> Given problem
Copy these lines exactly as they appear, covering all of the records.

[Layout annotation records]
————————

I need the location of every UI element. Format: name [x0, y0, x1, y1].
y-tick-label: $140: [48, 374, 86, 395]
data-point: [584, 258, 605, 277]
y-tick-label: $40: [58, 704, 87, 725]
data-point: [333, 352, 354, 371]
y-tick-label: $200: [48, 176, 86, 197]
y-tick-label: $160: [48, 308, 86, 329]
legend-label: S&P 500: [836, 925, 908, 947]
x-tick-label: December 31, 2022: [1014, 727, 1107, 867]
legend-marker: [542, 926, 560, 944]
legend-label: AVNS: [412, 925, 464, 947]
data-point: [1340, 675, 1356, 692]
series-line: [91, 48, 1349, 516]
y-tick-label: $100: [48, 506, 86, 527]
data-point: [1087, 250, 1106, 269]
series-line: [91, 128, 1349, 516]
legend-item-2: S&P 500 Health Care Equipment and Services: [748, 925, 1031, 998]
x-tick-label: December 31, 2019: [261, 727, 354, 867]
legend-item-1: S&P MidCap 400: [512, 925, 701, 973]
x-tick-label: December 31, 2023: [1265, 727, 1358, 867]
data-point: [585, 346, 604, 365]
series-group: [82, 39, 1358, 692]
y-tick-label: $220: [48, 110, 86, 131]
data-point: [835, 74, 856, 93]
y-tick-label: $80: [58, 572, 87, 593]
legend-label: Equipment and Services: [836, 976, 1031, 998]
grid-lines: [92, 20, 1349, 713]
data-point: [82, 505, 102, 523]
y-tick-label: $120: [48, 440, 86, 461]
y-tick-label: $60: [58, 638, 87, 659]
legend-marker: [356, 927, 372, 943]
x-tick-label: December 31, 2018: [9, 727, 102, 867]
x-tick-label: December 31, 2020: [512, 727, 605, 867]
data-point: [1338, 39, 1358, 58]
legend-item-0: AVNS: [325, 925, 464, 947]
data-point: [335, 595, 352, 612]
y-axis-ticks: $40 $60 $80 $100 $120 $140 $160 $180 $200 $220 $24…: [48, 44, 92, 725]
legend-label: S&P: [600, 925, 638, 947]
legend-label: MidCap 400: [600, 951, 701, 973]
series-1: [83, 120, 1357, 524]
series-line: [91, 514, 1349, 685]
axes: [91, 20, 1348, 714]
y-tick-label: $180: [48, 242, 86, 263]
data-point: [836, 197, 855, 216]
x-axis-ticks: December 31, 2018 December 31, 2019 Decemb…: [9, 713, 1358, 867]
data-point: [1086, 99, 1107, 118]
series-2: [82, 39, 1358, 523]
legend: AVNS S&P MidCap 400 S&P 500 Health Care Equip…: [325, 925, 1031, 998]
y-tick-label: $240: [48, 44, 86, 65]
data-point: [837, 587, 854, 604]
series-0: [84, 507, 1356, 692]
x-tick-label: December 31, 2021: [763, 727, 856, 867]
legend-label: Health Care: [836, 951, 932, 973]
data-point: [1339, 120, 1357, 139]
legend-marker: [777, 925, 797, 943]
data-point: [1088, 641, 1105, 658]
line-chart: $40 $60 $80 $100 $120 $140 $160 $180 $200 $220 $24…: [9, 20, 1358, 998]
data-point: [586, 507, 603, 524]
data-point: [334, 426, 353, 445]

————————

> Solution to this problem
I need the location of every UI element. Format: name [x0, y0, x1, y1].
y-tick-label: $140: [48, 374, 86, 395]
data-point: [584, 258, 605, 277]
y-tick-label: $40: [58, 704, 87, 725]
data-point: [333, 352, 354, 371]
y-tick-label: $200: [48, 176, 86, 197]
y-tick-label: $160: [48, 308, 86, 329]
legend-label: S&P 500: [836, 925, 908, 947]
x-tick-label: December 31, 2022: [1014, 727, 1107, 867]
legend-marker: [542, 926, 560, 944]
legend-label: AVNS: [412, 925, 464, 947]
data-point: [1340, 675, 1356, 692]
series-line: [91, 48, 1349, 516]
y-tick-label: $100: [48, 506, 86, 527]
data-point: [1087, 250, 1106, 269]
series-line: [91, 128, 1349, 516]
legend-item-2: S&P 500 Health Care Equipment and Services: [748, 925, 1031, 998]
x-tick-label: December 31, 2019: [261, 727, 354, 867]
legend-item-1: S&P MidCap 400: [512, 925, 701, 973]
x-tick-label: December 31, 2023: [1265, 727, 1358, 867]
data-point: [585, 346, 604, 365]
series-group: [82, 39, 1358, 692]
y-tick-label: $220: [48, 110, 86, 131]
data-point: [835, 74, 856, 93]
y-tick-label: $80: [58, 572, 87, 593]
legend-label: Equipment and Services: [836, 976, 1031, 998]
grid-lines: [92, 20, 1349, 713]
data-point: [82, 505, 102, 523]
y-tick-label: $120: [48, 440, 86, 461]
y-tick-label: $60: [58, 638, 87, 659]
legend-marker: [356, 927, 372, 943]
x-tick-label: December 31, 2018: [9, 727, 102, 867]
x-tick-label: December 31, 2020: [512, 727, 605, 867]
data-point: [1338, 39, 1358, 58]
legend-item-0: AVNS: [325, 925, 464, 947]
data-point: [335, 595, 352, 612]
y-axis-ticks: $40 $60 $80 $100 $120 $140 $160 $180 $200 $220 $24…: [48, 44, 92, 725]
legend-label: S&P: [600, 925, 638, 947]
legend-label: MidCap 400: [600, 951, 701, 973]
series-1: [83, 120, 1357, 524]
series-line: [91, 514, 1349, 685]
axes: [91, 20, 1348, 714]
y-tick-label: $180: [48, 242, 86, 263]
data-point: [836, 197, 855, 216]
x-axis-ticks: December 31, 2018 December 31, 2019 Decemb…: [9, 713, 1358, 867]
data-point: [1086, 99, 1107, 118]
series-2: [82, 39, 1358, 523]
legend: AVNS S&P MidCap 400 S&P 500 Health Care Equip…: [325, 925, 1031, 998]
y-tick-label: $240: [48, 44, 86, 65]
data-point: [837, 587, 854, 604]
series-0: [84, 507, 1356, 692]
x-tick-label: December 31, 2021: [763, 727, 856, 867]
legend-label: Health Care: [836, 951, 932, 973]
data-point: [1339, 120, 1357, 139]
legend-marker: [777, 925, 797, 943]
data-point: [1088, 641, 1105, 658]
line-chart: $40 $60 $80 $100 $120 $140 $160 $180 $200 $220 $24…: [9, 20, 1358, 998]
data-point: [586, 507, 603, 524]
data-point: [334, 426, 353, 445]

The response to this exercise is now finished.